[Data items]
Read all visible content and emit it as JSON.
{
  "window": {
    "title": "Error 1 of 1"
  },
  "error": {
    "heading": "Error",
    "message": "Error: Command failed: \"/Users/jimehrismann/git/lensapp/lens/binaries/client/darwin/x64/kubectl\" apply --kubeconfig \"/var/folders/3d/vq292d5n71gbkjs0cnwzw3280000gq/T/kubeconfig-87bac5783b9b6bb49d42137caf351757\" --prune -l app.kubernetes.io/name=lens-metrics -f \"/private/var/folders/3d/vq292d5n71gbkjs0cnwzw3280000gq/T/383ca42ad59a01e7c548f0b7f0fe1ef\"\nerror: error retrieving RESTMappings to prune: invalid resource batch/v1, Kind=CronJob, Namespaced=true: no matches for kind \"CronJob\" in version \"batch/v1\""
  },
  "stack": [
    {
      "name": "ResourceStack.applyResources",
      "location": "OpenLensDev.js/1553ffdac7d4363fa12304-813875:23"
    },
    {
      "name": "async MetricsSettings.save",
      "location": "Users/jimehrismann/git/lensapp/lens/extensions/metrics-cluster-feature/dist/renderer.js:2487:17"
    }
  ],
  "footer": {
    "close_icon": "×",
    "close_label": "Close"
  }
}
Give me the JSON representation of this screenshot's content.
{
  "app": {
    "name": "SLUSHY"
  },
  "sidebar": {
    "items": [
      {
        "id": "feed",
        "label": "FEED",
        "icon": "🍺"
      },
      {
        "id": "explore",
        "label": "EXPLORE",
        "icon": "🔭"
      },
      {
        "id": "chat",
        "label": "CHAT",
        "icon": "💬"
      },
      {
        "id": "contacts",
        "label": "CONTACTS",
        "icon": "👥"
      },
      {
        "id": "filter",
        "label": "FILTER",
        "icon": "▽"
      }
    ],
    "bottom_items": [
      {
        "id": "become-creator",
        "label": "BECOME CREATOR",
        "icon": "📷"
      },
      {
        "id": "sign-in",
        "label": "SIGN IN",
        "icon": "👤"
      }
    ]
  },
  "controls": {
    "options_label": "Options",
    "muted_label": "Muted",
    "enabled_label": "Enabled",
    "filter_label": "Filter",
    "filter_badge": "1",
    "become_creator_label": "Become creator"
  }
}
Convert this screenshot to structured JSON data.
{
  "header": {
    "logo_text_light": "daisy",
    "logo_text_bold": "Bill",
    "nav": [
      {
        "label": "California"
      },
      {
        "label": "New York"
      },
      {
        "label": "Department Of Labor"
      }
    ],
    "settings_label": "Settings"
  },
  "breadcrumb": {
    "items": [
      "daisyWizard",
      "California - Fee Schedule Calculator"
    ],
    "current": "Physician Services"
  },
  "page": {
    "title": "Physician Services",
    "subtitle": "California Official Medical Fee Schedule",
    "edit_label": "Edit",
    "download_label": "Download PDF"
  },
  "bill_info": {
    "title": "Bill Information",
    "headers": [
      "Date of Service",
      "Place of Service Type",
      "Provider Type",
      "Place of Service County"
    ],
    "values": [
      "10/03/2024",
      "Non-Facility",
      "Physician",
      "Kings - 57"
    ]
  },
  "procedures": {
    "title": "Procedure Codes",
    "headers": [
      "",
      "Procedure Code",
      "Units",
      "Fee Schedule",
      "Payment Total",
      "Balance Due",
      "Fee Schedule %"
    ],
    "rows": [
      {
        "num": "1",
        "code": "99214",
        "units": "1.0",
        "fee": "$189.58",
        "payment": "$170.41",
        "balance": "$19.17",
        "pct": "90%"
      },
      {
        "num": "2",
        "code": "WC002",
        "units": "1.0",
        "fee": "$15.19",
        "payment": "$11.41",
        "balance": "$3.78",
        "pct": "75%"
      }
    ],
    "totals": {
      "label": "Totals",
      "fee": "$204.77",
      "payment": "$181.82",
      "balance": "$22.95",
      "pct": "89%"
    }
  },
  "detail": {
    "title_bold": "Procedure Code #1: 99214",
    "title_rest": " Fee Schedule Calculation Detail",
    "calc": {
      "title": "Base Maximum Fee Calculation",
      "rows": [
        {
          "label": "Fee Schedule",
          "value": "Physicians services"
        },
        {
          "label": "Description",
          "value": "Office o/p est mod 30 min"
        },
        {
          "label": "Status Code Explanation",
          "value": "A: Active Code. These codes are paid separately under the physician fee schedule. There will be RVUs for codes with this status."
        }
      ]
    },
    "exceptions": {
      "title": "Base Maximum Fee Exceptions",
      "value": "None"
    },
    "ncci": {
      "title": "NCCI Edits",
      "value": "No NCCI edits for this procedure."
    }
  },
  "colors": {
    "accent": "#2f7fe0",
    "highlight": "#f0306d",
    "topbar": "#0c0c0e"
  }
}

:: Directions for this task ::
Transcribe the material exactly as it reads.

:: Finished exercise ::
Read all visible content and emit it as JSON.
{
  "window": {
    "title": "Error 1 of 1"
  },
  "error": {
    "heading": "Error",
    "message": "Error: Command failed: \"/Users/jimehrismann/git/lensapp/lens/binaries/client/darwin/x64/kubectl\" apply --kubeconfig \"/var/folders/3d/vq292d5n71gbkjs0cnwzw3280000gq/T/kubeconfig-87bac5783b9b6bb49d42137caf351757\" --prune -l app.kubernetes.io/name=lens-metrics -f \"/private/var/folders/3d/vq292d5n71gbkjs0cnwzw3280000gq/T/383ca42ad59a01e7c548f0b7f0fe1ef\"\nerror: error retrieving RESTMappings to prune: invalid resource batch/v1, Kind=CronJob, Namespaced=true: no matches for kind \"CronJob\" in version \"batch/v1\""
  },
  "stack": [
    {
      "name": "ResourceStack.applyResources",
      "location": "OpenLensDev.js/1553ffdac7d4363fa12304-813875:23"
    },
    {
      "name": "async MetricsSettings.save",
      "location": "Users/jimehrismann/git/lensapp/lens/extensions/metrics-cluster-feature/dist/renderer.js:2487:17"
    }
  ],
  "footer": {
    "close_icon": "×",
    "close_label": "Close"
  }
}
Give me the JSON representation of this screenshot's content.
{
  "app": {
    "name": "SLUSHY"
  },
  "sidebar": {
    "items": [
      {
        "id": "feed",
        "label": "FEED",
        "icon": "🍺"
      },
      {
        "id": "explore",
        "label": "EXPLORE",
        "icon": "🔭"
      },
      {
        "id": "chat",
        "label": "CHAT",
        "icon": "💬"
      },
      {
        "id": "contacts",
        "label": "CONTACTS",
        "icon": "👥"
      },
      {
        "id": "filter",
        "label": "FILTER",
        "icon": "▽"
      }
    ],
    "bottom_items": [
      {
        "id": "become-creator",
        "label": "BECOME CREATOR",
        "icon": "📷"
      },
      {
        "id": "sign-in",
        "label": "SIGN IN",
        "icon": "👤"
      }
    ]
  },
  "controls": {
    "options_label": "Options",
    "muted_label": "Muted",
    "enabled_label": "Enabled",
    "filter_label": "Filter",
    "filter_badge": "1",
    "become_creator_label": "Become creator"
  }
}
Convert this screenshot to structured JSON data.
{
  "header": {
    "logo_text_light": "daisy",
    "logo_text_bold": "Bill",
    "nav": [
      {
        "label": "California"
      },
      {
        "label": "New York"
      },
      {
        "label": "Department Of Labor"
      }
    ],
    "settings_label": "Settings"
  },
  "breadcrumb": {
    "items": [
      "daisyWizard",
      "California - Fee Schedule Calculator"
    ],
    "current": "Physician Services"
  },
  "page": {
    "title": "Physician Services",
    "subtitle": "California Official Medical Fee Schedule",
    "edit_label": "Edit",
    "download_label": "Download PDF"
  },
  "bill_info": {
    "title": "Bill Information",
    "headers": [
      "Date of Service",
      "Place of Service Type",
      "Provider Type",
      "Place of Service County"
    ],
    "values": [
      "10/03/2024",
      "Non-Facility",
      "Physician",
      "Kings - 57"
    ]
  },
  "procedures": {
    "title": "Procedure Codes",
    "headers": [
      "",
      "Procedure Code",
      "Units",
      "Fee Schedule",
      "Payment Total",
      "Balance Due",
      "Fee Schedule %"
    ],
    "rows": [
      {
        "num": "1",
        "code": "99214",
        "units": "1.0",
        "fee": "$189.58",
        "payment": "$170.41",
        "balance": "$19.17",
        "pct": "90%"
      },
      {
        "num": "2",
        "code": "WC002",
        "units": "1.0",
        "fee": "$15.19",
        "payment": "$11.41",
        "balance": "$3.78",
        "pct": "75%"
      }
    ],
    "totals": {
      "label": "Totals",
      "fee": "$204.77",
      "payment": "$181.82",
      "balance": "$22.95",
      "pct": "89%"
    }
  },
  "detail": {
    "title_bold": "Procedure Code #1: 99214",
    "title_rest": " Fee Schedule Calculation Detail",
    "calc": {
      "title": "Base Maximum Fee Calculation",
      "rows": [
        {
          "label": "Fee Schedule",
          "value": "Physicians services"
        },
        {
          "label": "Description",
          "value": "Office o/p est mod 30 min"
        },
        {
          "label": "Status Code Explanation",
          "value": "A: Active Code. These codes are paid separately under the physician fee schedule. There will be RVUs for codes with this status."
        }
      ]
    },
    "exceptions": {
      "title": "Base Maximum Fee Exceptions",
      "value": "None"
    },
    "ncci": {
      "title": "NCCI Edits",
      "value": "No NCCI edits for this procedure."
    }
  },
  "colors": {
    "accent": "#2f7fe0",
    "highlight": "#f0306d",
    "topbar": "#0c0c0e"
  }
}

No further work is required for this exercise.